Problem statement:
Copy all lines that contain the word "социальная".

Extracted entries:
--

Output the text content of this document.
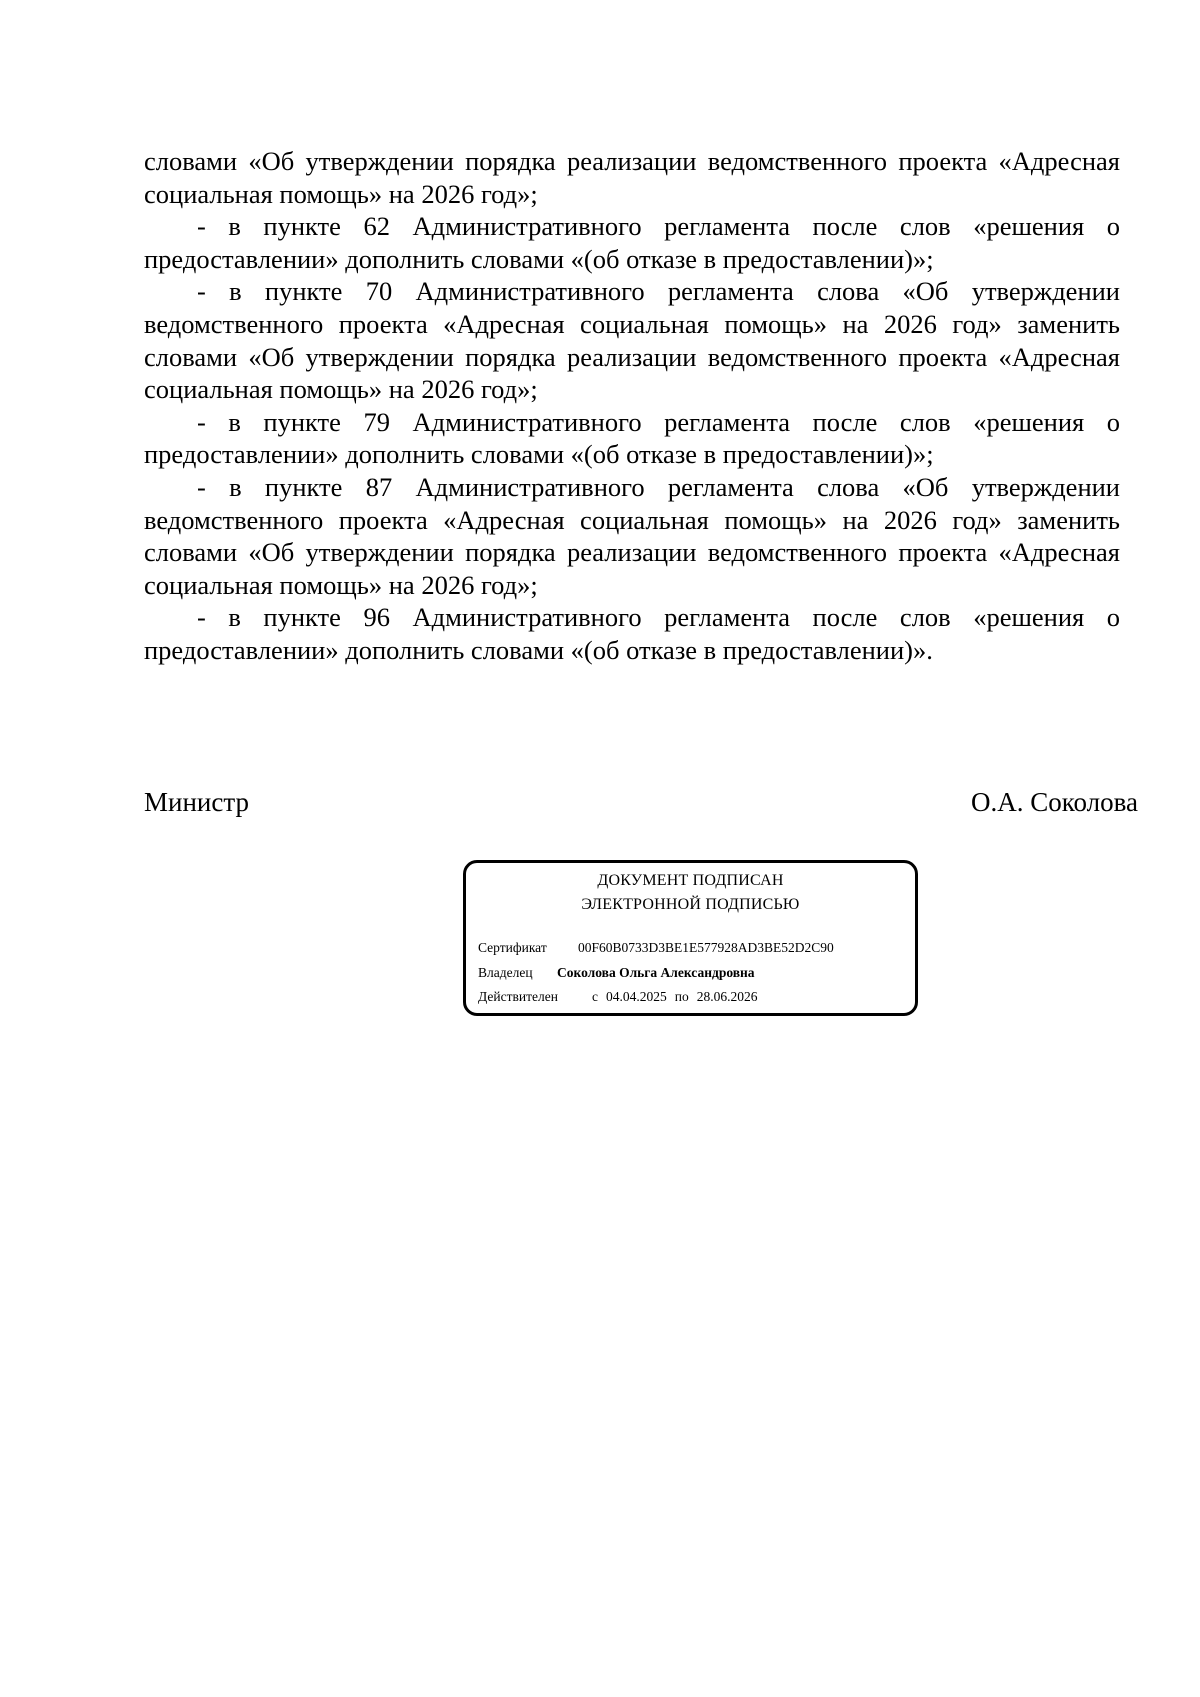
словами «Об утверждении порядка реализации ведомственного проекта «Адресная социальная помощь» на 2026 год»;

- в пункте 62 Административного регламента после слов «решения о предоставлении» дополнить словами «(об отказе в предоставлении)»;

- в пункте 70 Административного регламента слова «Об утверждении ведомственного проекта «Адресная социальная помощь» на 2026 год» заменить словами «Об утверждении порядка реализации ведомственного проекта «Адресная социальная помощь» на 2026 год»;

- в пункте 79 Административного регламента после слов «решения о предоставлении» дополнить словами «(об отказе в предоставлении)»;

- в пункте 87 Административного регламента слова «Об утверждении ведомственного проекта «Адресная социальная помощь» на 2026 год» заменить словами «Об утверждении порядка реализации ведомственного проекта «Адресная социальная помощь» на 2026 год»;

- в пункте 96 Административного регламента после слов «решения о предоставлении» дополнить словами «(об отказе в предоставлении)».

Министр	О.А. Соколова
ДОКУМЕНТ ПОДПИСАН
ЭЛЕКТРОННОЙ ПОДПИСЬЮ
Сертификат 00F60B0733D3BE1E577928AD3BE52D2C90
Владелец Соколова Ольга Александровна
Действителен	с 04.04.2025 по 28.06.2026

--

Answer for this exercise:
словами «Об утверждении порядка реализации ведомственного проекта «Адресная социальная помощь» на 2026 год»;
- в пункте 70 Административного регламента слова «Об утверждении ведомственного проекта «Адресная социальная помощь» на 2026 год» заменить словами «Об утверждении порядка реализации ведомственного проекта «Адресная социальная помощь» на 2026 год»;
- в пункте 87 Административного регламента слова «Об утверждении ведомственного проекта «Адресная социальная помощь» на 2026 год» заменить словами «Об утверждении порядка реализации ведомственного проекта «Адресная социальная помощь» на 2026 год»;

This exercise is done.